Objective: Write out each record again exactly as it stands.

Data for processing:
--- Begin ---

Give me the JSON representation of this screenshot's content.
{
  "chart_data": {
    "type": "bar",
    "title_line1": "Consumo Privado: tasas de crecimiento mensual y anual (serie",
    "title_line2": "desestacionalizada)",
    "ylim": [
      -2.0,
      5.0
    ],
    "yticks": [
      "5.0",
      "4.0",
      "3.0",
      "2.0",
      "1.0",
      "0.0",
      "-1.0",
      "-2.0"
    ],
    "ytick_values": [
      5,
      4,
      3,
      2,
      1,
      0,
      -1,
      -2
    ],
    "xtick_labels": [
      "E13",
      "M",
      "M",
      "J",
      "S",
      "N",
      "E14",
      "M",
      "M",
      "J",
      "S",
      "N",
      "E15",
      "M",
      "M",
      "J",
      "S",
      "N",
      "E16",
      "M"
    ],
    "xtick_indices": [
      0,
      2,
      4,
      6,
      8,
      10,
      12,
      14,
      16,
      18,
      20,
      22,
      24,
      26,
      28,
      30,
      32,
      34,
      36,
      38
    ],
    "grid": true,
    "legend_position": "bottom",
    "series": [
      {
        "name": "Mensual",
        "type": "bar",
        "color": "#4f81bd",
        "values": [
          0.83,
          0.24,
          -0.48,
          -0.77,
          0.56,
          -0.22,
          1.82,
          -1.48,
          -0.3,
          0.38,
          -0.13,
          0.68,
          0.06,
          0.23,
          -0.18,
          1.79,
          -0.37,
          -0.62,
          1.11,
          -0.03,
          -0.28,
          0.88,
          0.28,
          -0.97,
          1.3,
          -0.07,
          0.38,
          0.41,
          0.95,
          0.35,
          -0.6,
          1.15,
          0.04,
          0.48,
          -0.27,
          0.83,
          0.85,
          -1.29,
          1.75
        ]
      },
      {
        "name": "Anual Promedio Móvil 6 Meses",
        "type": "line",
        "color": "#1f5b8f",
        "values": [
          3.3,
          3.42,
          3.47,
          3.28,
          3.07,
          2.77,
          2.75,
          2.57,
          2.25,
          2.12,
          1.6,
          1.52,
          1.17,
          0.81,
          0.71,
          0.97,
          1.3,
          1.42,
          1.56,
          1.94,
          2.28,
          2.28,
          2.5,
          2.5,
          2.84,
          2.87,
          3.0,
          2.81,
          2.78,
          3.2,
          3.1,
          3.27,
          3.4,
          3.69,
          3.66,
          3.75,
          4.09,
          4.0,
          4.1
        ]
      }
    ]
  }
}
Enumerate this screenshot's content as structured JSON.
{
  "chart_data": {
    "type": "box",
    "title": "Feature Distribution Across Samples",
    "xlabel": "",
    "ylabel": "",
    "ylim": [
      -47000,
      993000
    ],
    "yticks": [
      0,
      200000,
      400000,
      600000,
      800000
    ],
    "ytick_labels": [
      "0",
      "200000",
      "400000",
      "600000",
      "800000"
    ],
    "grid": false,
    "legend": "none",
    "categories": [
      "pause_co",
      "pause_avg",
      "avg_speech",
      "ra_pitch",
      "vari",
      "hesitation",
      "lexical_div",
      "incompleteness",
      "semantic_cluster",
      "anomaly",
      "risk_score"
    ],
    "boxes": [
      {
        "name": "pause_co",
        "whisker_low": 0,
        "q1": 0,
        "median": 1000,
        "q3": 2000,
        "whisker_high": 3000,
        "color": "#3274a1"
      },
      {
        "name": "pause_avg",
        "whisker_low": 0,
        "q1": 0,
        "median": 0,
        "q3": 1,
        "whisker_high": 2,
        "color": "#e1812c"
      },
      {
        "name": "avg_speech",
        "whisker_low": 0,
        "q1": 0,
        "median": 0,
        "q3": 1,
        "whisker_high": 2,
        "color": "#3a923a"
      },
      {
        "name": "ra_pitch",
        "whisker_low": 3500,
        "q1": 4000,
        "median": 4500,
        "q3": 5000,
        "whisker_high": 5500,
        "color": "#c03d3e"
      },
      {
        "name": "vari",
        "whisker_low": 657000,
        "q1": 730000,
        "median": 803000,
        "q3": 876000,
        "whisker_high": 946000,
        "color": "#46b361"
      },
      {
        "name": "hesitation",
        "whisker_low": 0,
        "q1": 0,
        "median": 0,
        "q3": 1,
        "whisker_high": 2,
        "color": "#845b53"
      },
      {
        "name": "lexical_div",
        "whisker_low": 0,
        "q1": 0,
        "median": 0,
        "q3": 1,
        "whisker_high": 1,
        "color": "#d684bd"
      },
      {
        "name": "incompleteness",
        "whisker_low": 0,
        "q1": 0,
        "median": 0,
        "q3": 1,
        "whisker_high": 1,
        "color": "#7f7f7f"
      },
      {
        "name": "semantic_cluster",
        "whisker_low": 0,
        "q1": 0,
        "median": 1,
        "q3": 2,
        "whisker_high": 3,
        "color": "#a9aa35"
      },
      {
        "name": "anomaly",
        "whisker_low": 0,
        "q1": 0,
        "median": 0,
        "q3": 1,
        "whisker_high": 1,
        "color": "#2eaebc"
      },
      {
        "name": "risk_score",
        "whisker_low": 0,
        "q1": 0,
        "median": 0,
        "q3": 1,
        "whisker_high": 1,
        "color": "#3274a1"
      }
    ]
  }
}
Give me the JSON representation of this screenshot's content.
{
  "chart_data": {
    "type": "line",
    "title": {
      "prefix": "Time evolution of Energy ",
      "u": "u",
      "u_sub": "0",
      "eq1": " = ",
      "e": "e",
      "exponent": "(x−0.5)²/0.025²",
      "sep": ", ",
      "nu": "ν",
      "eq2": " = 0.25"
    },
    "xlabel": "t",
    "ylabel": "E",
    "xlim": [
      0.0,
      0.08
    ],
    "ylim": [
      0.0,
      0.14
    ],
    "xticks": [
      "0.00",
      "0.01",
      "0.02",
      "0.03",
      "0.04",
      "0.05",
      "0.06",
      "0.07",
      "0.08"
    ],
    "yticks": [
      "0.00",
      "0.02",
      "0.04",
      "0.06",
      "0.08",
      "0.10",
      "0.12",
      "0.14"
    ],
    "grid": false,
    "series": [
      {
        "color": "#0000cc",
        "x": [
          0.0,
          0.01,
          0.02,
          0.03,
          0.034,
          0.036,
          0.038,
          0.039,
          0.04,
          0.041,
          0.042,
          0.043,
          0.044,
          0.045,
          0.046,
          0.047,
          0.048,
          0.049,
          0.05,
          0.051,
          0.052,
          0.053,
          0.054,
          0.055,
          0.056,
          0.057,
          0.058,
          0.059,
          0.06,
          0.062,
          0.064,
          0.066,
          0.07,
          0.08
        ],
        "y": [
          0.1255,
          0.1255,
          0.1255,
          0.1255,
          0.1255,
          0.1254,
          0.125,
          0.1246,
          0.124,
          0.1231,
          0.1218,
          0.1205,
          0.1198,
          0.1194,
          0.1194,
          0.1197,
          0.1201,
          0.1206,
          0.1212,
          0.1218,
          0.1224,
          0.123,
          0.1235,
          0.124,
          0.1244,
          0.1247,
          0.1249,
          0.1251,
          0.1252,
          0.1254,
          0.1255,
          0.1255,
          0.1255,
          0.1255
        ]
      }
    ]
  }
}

--- End ---

Result of the exercise:
Give me the JSON representation of this screenshot's content.
{
  "chart_data": {
    "type": "bar",
    "title_line1": "Consumo Privado: tasas de crecimiento mensual y anual (serie",
    "title_line2": "desestacionalizada)",
    "ylim": [
      -2.0,
      5.0
    ],
    "yticks": [
      "5.0",
      "4.0",
      "3.0",
      "2.0",
      "1.0",
      "0.0",
      "-1.0",
      "-2.0"
    ],
    "ytick_values": [
      5,
      4,
      3,
      2,
      1,
      0,
      -1,
      -2
    ],
    "xtick_labels": [
      "E13",
      "M",
      "M",
      "J",
      "S",
      "N",
      "E14",
      "M",
      "M",
      "J",
      "S",
      "N",
      "E15",
      "M",
      "M",
      "J",
      "S",
      "N",
      "E16",
      "M"
    ],
    "xtick_indices": [
      0,
      2,
      4,
      6,
      8,
      10,
      12,
      14,
      16,
      18,
      20,
      22,
      24,
      26,
      28,
      30,
      32,
      34,
      36,
      38
    ],
    "grid": true,
    "legend_position": "bottom",
    "series": [
      {
        "name": "Mensual",
        "type": "bar",
        "color": "#4f81bd",
        "values": [
          0.83,
          0.24,
          -0.48,
          -0.77,
          0.56,
          -0.22,
          1.82,
          -1.48,
          -0.3,
          0.38,
          -0.13,
          0.68,
          0.06,
          0.23,
          -0.18,
          1.79,
          -0.37,
          -0.62,
          1.11,
          -0.03,
          -0.28,
          0.88,
          0.28,
          -0.97,
          1.3,
          -0.07,
          0.38,
          0.41,
          0.95,
          0.35,
          -0.6,
          1.15,
          0.04,
          0.48,
          -0.27,
          0.83,
          0.85,
          -1.29,
          1.75
        ]
      },
      {
        "name": "Anual Promedio Móvil 6 Meses",
        "type": "line",
        "color": "#1f5b8f",
        "values": [
          3.3,
          3.42,
          3.47,
          3.28,
          3.07,
          2.77,
          2.75,
          2.57,
          2.25,
          2.12,
          1.6,
          1.52,
          1.17,
          0.81,
          0.71,
          0.97,
          1.3,
          1.42,
          1.56,
          1.94,
          2.28,
          2.28,
          2.5,
          2.5,
          2.84,
          2.87,
          3.0,
          2.81,
          2.78,
          3.2,
          3.1,
          3.27,
          3.4,
          3.69,
          3.66,
          3.75,
          4.09,
          4.0,
          4.1
        ]
      }
    ]
  }
}
Enumerate this screenshot's content as structured JSON.
{
  "chart_data": {
    "type": "box",
    "title": "Feature Distribution Across Samples",
    "xlabel": "",
    "ylabel": "",
    "ylim": [
      -47000,
      993000
    ],
    "yticks": [
      0,
      200000,
      400000,
      600000,
      800000
    ],
    "ytick_labels": [
      "0",
      "200000",
      "400000",
      "600000",
      "800000"
    ],
    "grid": false,
    "legend": "none",
    "categories": [
      "pause_co",
      "pause_avg",
      "avg_speech",
      "ra_pitch",
      "vari",
      "hesitation",
      "lexical_div",
      "incompleteness",
      "semantic_cluster",
      "anomaly",
      "risk_score"
    ],
    "boxes": [
      {
        "name": "pause_co",
        "whisker_low": 0,
        "q1": 0,
        "median": 1000,
        "q3": 2000,
        "whisker_high": 3000,
        "color": "#3274a1"
      },
      {
        "name": "pause_avg",
        "whisker_low": 0,
        "q1": 0,
        "median": 0,
        "q3": 1,
        "whisker_high": 2,
        "color": "#e1812c"
      },
      {
        "name": "avg_speech",
        "whisker_low": 0,
        "q1": 0,
        "median": 0,
        "q3": 1,
        "whisker_high": 2,
        "color": "#3a923a"
      },
      {
        "name": "ra_pitch",
        "whisker_low": 3500,
        "q1": 4000,
        "median": 4500,
        "q3": 5000,
        "whisker_high": 5500,
        "color": "#c03d3e"
      },
      {
        "name": "vari",
        "whisker_low": 657000,
        "q1": 730000,
        "median": 803000,
        "q3": 876000,
        "whisker_high": 946000,
        "color": "#46b361"
      },
      {
        "name": "hesitation",
        "whisker_low": 0,
        "q1": 0,
        "median": 0,
        "q3": 1,
        "whisker_high": 2,
        "color": "#845b53"
      },
      {
        "name": "lexical_div",
        "whisker_low": 0,
        "q1": 0,
        "median": 0,
        "q3": 1,
        "whisker_high": 1,
        "color": "#d684bd"
      },
      {
        "name": "incompleteness",
        "whisker_low": 0,
        "q1": 0,
        "median": 0,
        "q3": 1,
        "whisker_high": 1,
        "color": "#7f7f7f"
      },
      {
        "name": "semantic_cluster",
        "whisker_low": 0,
        "q1": 0,
        "median": 1,
        "q3": 2,
        "whisker_high": 3,
        "color": "#a9aa35"
      },
      {
        "name": "anomaly",
        "whisker_low": 0,
        "q1": 0,
        "median": 0,
        "q3": 1,
        "whisker_high": 1,
        "color": "#2eaebc"
      },
      {
        "name": "risk_score",
        "whisker_low": 0,
        "q1": 0,
        "median": 0,
        "q3": 1,
        "whisker_high": 1,
        "color": "#3274a1"
      }
    ]
  }
}
Give me the JSON representation of this screenshot's content.
{
  "chart_data": {
    "type": "line",
    "title": {
      "prefix": "Time evolution of Energy ",
      "u": "u",
      "u_sub": "0",
      "eq1": " = ",
      "e": "e",
      "exponent": "(x−0.5)²/0.025²",
      "sep": ", ",
      "nu": "ν",
      "eq2": " = 0.25"
    },
    "xlabel": "t",
    "ylabel": "E",
    "xlim": [
      0.0,
      0.08
    ],
    "ylim": [
      0.0,
      0.14
    ],
    "xticks": [
      "0.00",
      "0.01",
      "0.02",
      "0.03",
      "0.04",
      "0.05",
      "0.06",
      "0.07",
      "0.08"
    ],
    "yticks": [
      "0.00",
      "0.02",
      "0.04",
      "0.06",
      "0.08",
      "0.10",
      "0.12",
      "0.14"
    ],
    "grid": false,
    "series": [
      {
        "color": "#0000cc",
        "x": [
          0.0,
          0.01,
          0.02,
          0.03,
          0.034,
          0.036,
          0.038,
          0.039,
          0.04,
          0.041,
          0.042,
          0.043,
          0.044,
          0.045,
          0.046,
          0.047,
          0.048,
          0.049,
          0.05,
          0.051,
          0.052,
          0.053,
          0.054,
          0.055,
          0.056,
          0.057,
          0.058,
          0.059,
          0.06,
          0.062,
          0.064,
          0.066,
          0.07,
          0.08
        ],
        "y": [
          0.1255,
          0.1255,
          0.1255,
          0.1255,
          0.1255,
          0.1254,
          0.125,
          0.1246,
          0.124,
          0.1231,
          0.1218,
          0.1205,
          0.1198,
          0.1194,
          0.1194,
          0.1197,
          0.1201,
          0.1206,
          0.1212,
          0.1218,
          0.1224,
          0.123,
          0.1235,
          0.124,
          0.1244,
          0.1247,
          0.1249,
          0.1251,
          0.1252,
          0.1254,
          0.1255,
          0.1255,
          0.1255,
          0.1255
        ]
      }
    ]
  }
}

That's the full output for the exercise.